Your task is to repeat the records exactly from the line containing "Read out every word on this page." onward, through the final line.

* MATERIAL

▼

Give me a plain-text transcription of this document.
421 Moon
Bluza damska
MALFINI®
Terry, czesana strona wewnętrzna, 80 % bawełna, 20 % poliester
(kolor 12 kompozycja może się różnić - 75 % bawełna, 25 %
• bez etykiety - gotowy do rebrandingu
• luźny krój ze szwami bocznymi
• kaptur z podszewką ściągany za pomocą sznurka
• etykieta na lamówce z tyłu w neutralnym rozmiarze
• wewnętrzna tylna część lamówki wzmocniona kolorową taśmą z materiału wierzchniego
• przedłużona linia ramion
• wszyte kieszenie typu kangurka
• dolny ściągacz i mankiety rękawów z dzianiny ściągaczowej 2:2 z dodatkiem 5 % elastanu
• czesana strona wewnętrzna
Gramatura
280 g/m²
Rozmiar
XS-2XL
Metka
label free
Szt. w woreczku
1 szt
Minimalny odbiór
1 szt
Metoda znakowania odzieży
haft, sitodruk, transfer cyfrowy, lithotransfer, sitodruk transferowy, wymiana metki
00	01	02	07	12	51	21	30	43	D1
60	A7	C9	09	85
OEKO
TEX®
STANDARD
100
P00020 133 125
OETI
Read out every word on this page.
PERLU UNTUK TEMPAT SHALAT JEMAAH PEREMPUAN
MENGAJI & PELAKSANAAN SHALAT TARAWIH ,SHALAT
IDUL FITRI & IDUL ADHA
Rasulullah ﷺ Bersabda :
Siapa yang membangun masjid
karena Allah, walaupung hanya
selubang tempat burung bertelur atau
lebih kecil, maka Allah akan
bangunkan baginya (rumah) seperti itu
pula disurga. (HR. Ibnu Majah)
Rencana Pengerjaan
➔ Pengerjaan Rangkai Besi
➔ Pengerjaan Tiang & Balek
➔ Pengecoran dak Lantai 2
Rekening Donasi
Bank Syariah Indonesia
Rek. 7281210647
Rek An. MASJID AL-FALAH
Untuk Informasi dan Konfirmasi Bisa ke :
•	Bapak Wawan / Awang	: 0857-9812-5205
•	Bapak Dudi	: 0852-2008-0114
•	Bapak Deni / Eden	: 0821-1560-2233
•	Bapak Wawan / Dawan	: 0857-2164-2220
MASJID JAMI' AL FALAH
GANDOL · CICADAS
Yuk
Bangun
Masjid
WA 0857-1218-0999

▲

* ANSWER FOR THIS EXERCISE
Read out every word on this page.
PERLU UNTUK TEMPAT SHALAT JEMAAH PEREMPUAN
MENGAJI & PELAKSANAAN SHALAT TARAWIH ,SHALAT
IDUL FITRI & IDUL ADHA
Rasulullah ﷺ Bersabda :
Siapa yang membangun masjid
karena Allah, walaupung hanya
selubang tempat burung bertelur atau
lebih kecil, maka Allah akan
bangunkan baginya (rumah) seperti itu
pula disurga. (HR. Ibnu Majah)
Rencana Pengerjaan
➔ Pengerjaan Rangkai Besi
➔ Pengerjaan Tiang & Balek
➔ Pengecoran dak Lantai 2
Rekening Donasi
Bank Syariah Indonesia
Rek. 7281210647
Rek An. MASJID AL-FALAH
Untuk Informasi dan Konfirmasi Bisa ke :
•	Bapak Wawan / Awang	: 0857-9812-5205
•	Bapak Dudi	: 0852-2008-0114
•	Bapak Deni / Eden	: 0821-1560-2233
•	Bapak Wawan / Dawan	: 0857-2164-2220
MASJID JAMI' AL FALAH
GANDOL · CICADAS
Yuk
Bangun
Masjid
WA 0857-1218-0999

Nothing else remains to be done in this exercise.